We need some help! We want her to work out and be with us- but we don't want to be attacked.


----------



## texasred (Jan 29, 2012)

"We plan on taking her to places off leash- mostly dog parks near by-(or hiking trails- when she actually listens outside) "

You have a ways to go, before she will listen outside. But she will never learn to listen outside, unless she is taken there. 
Each thing you teach in the house, will have to be retaught in each new place you take her. 

Contact your breeder for tips on getting you through this stage. 
Then contact your local vizsla club, and vizsla rescue. They should know some trainers/behaviorist is your area.

First ones can be a handful, and some don't realize just how nippy they can be. Look up bite inhibition.


----------



## Bob Engelhardt (Feb 14, 2012)

CSF said:


> ... She does seem to be frightened/excited/curious sometimes by dogs barking or loud trucks. I have tried picking her up and letting her know it okay ...


Most of the time your best response is no response. Act as if the situation is perfectly normal. Comforting her can reinforce her feeling that it is a bad situation.

Now, as to the sharkies: didn't anyone tell you? No, I know there is no way that anyone could be prepared for them. The 2 things that you need to know first is that they are perfectly normal for a V, and that they _will_ stop. Some people have had some success in mitigating them, but there is no guaranteed approach. If you use the Advanced Search (in Tools) on "shark" and "sharkies" in the _title_, you will get the more on-point threads. But there will still be lots and lots of them.

Some day you will be reading a post here from someone in desperation over sharkies and you'll remember how desperate you were and how it did pass. The logic of it - that it has to pass, in a more-or-less reasonable time, is because if it didn't no one would ever own a Vizsla!

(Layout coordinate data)

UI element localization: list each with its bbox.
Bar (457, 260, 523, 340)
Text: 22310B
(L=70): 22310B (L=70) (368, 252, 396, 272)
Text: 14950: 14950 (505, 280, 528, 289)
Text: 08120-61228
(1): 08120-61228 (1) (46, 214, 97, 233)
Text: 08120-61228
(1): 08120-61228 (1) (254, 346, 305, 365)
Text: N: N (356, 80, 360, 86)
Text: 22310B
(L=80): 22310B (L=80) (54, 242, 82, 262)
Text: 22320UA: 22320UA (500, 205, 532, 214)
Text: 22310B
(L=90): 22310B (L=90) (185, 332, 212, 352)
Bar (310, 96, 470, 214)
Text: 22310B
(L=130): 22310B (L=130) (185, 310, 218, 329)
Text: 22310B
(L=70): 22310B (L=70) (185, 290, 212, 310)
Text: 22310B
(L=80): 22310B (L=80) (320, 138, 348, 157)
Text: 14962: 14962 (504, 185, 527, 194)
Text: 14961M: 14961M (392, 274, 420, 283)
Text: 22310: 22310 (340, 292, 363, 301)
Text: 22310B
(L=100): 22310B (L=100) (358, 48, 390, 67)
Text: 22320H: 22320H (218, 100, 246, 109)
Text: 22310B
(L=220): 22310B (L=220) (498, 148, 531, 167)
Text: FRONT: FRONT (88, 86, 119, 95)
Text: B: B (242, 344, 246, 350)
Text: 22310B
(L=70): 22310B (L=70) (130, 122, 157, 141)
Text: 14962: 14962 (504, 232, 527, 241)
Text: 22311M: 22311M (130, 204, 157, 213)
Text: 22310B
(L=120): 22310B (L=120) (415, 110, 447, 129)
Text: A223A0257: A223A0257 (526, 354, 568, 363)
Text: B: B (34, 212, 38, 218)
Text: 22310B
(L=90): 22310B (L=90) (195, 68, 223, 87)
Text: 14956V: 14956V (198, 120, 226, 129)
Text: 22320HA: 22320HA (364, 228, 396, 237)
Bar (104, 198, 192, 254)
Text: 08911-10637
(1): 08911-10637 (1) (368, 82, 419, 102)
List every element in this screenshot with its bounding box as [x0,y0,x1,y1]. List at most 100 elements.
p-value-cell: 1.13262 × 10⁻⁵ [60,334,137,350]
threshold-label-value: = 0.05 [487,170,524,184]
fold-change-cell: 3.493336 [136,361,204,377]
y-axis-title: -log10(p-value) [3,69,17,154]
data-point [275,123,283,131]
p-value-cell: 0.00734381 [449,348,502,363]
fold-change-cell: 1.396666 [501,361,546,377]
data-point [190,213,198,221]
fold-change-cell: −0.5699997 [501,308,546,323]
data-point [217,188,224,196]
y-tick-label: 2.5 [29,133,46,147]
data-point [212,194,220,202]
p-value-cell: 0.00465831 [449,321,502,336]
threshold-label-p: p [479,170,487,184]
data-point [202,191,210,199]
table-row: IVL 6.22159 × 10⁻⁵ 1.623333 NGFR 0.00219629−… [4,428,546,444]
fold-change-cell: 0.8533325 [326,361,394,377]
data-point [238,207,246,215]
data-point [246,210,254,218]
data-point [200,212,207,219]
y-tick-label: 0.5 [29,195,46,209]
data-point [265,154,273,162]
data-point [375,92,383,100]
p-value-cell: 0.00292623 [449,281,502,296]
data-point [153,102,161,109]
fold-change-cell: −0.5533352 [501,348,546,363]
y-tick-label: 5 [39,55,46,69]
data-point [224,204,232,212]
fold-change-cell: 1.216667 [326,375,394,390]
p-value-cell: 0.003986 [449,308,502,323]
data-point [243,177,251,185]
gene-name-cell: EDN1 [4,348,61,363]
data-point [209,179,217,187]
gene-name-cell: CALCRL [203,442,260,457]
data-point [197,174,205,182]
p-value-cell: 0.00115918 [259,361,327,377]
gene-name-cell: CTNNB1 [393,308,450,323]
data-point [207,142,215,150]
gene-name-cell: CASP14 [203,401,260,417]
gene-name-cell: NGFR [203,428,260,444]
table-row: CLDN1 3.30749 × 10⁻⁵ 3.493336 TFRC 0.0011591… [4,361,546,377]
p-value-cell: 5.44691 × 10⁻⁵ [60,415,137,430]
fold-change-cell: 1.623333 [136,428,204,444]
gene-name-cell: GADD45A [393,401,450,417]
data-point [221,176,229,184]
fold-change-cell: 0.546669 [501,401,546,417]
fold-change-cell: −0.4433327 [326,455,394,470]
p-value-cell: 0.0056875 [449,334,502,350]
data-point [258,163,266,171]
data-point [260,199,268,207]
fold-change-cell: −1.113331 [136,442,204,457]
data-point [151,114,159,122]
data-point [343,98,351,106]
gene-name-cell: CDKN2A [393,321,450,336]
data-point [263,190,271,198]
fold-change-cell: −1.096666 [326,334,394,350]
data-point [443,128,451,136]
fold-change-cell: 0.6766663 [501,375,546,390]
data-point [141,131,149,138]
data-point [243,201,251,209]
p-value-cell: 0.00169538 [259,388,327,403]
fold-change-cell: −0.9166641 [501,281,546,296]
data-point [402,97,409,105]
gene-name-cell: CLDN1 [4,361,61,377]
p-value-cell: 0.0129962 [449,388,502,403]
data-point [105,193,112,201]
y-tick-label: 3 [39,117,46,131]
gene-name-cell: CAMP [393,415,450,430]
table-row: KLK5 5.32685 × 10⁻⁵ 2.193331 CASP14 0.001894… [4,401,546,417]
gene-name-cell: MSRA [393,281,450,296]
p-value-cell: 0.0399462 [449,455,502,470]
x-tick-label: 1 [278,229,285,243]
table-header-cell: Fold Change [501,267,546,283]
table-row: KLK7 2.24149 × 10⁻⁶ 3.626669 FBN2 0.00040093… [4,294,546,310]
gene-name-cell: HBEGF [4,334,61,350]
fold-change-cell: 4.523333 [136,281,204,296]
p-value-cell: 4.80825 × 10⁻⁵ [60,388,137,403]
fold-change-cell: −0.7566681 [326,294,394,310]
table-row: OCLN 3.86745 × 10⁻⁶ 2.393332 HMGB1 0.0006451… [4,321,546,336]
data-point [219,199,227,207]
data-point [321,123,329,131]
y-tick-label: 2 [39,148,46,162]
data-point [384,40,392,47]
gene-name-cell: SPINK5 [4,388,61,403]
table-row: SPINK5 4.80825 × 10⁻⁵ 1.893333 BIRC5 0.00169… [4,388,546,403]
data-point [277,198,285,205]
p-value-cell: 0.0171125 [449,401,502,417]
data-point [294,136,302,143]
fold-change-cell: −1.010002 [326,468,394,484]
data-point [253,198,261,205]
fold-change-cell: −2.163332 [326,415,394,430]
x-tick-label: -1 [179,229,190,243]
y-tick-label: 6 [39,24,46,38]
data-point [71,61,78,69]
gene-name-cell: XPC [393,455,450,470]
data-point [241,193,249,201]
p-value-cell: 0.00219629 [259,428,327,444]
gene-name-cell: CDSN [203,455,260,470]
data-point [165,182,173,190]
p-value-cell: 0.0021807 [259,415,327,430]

■ Requirements
A. In the Vizsla puppy thread, copy everything from "You have a ways" down to "is your area.".
B. Translate this sentence from the Vizsla puppy thread into Spanish: "Most of the time your best response is no response."
C. Continue the Vizsla puppy thread from where it stops.

■ Final answers
A.
You have a ways to go, before she will listen outside. But she will never learn to listen outside, unless she is taken there. 
Each thing you teach in the house, will have to be retaught in each new place you take her. 

Contact your breeder for tips on getting you through this stage. 
Then contact your local vizsla club, and vizsla rescue. They should know some trainers/behaviorist is your area.

B. La mayoría de las veces, tu mejor respuesta es no dar ninguna respuesta.

C.
----------



## CSF (May 19, 2017)

So far a better week then last week- today Piper went a little crazy tonight and the only thing that settled her was her crate for a bit. 
Seems like the water bottle keeps her in check 99% of the time- she will get off the furniture-if you just show it to her. 
I have been bringing high reward treats with us on walks and she is so focused on the treats- she can hardly walk The spray bottle keeps the Sharkies away even on walks right now- Also learning to read her and find out why- she is Sharking us on walks- overtired and overstimulated seems to be the main reasons right now. 
We have a elementary school grassy football field (completely fenced) within a few blocks on our house that I will be taking her to hopefully as soon as her shots are done- as I know other dogs visit that area as well. 
Thank you everyone for your comments- I think just know that this is Vizsla puppy behavior is a big help.
Still think I will want a trainer for us though
Though she does have my husband trained to let her out of her crate and snuggle on his lap until 6:30 or 7:00 AM


----------



## DixieDawg (May 28, 2017)

Hi CSF. Our first Vizsla will be 12 weeks on Tuesday. Our experience is mainly with German Shepherds (though we have owned other dog breeds as well) but I wanted to share some thoughts and/or advice that may be useful as we seem to be "enjoying" similar behaviours. Our pup also knows OFF and NO BITE but because she wants our attention (good or bad) will repeatedly do things sometimes just for our reaction (sounds like your couch episode). Because Vizslas do not like to be ignored and we do not have a fully contained empty indoor space where we can put her for a time out, we do put her in crate when she is repeatedly not listening or we are sick of our own voices telling her NO or OFF. We never put her in there immediately after telling her not to do something. We wait a moment, pick her up, talk softly and put her in her crate. Sometimes she barks for a minute and then settles down. We ignore her for about 15 minutes and then let her out (unless she has fallen asleep). We have also started saying the negative commands in a softer voice (we have never yelled them, of course, but we were sharper and that seemed to "excite" her more). In summary, giving her a bit of alone time to calm down and saying the "do not do that" commands in a softer voice are working really well for us.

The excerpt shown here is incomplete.